#### EXERCISE:
Leaving out the pictures, please retype each record exactly.

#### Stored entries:
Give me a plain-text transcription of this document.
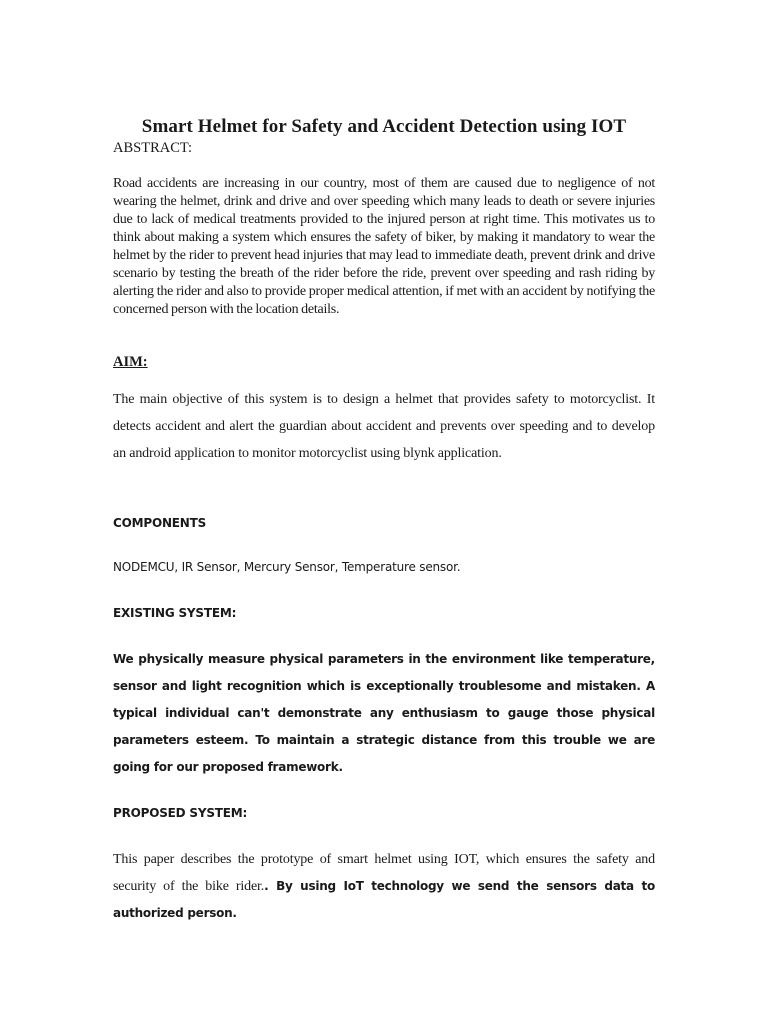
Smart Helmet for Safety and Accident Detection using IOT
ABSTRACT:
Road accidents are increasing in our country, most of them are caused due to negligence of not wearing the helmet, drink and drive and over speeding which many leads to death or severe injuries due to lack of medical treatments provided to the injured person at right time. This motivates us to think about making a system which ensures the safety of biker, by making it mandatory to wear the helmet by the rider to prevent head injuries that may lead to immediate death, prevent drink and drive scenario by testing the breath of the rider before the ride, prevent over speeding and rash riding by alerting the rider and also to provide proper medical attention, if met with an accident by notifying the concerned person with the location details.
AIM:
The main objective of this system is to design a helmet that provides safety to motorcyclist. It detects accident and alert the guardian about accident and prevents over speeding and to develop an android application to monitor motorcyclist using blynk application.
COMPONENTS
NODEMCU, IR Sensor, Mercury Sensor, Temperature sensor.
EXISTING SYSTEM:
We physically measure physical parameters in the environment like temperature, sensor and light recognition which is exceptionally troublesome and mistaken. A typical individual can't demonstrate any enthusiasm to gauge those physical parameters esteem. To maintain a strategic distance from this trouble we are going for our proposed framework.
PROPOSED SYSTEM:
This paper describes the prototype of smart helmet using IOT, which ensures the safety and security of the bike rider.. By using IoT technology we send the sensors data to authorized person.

#### REPLY:
Give me a plain-text transcription of this document.
Smart Helmet for Safety and Accident Detection using IOT
ABSTRACT:
Road accidents are increasing in our country, most of them are caused due to negligence of not wearing the helmet, drink and drive and over speeding which many leads to death or severe injuries due to lack of medical treatments provided to the injured person at right time. This motivates us to think about making a system which ensures the safety of biker, by making it mandatory to wear the helmet by the rider to prevent head injuries that may lead to immediate death, prevent drink and drive scenario by testing the breath of the rider before the ride, prevent over speeding and rash riding by alerting the rider and also to provide proper medical attention, if met with an accident by notifying the concerned person with the location details.
AIM:
The main objective of this system is to design a helmet that provides safety to motorcyclist. It detects accident and alert the guardian about accident and prevents over speeding and to develop an android application to monitor motorcyclist using blynk application.
COMPONENTS
NODEMCU, IR Sensor, Mercury Sensor, Temperature sensor.
EXISTING SYSTEM:
We physically measure physical parameters in the environment like temperature, sensor and light recognition which is exceptionally troublesome and mistaken. A typical individual can't demonstrate any enthusiasm to gauge those physical parameters esteem. To maintain a strategic distance from this trouble we are going for our proposed framework.
PROPOSED SYSTEM:
This paper describes the prototype of smart helmet using IOT, which ensures the safety and security of the bike rider.. By using IoT technology we send the sensors data to authorized person.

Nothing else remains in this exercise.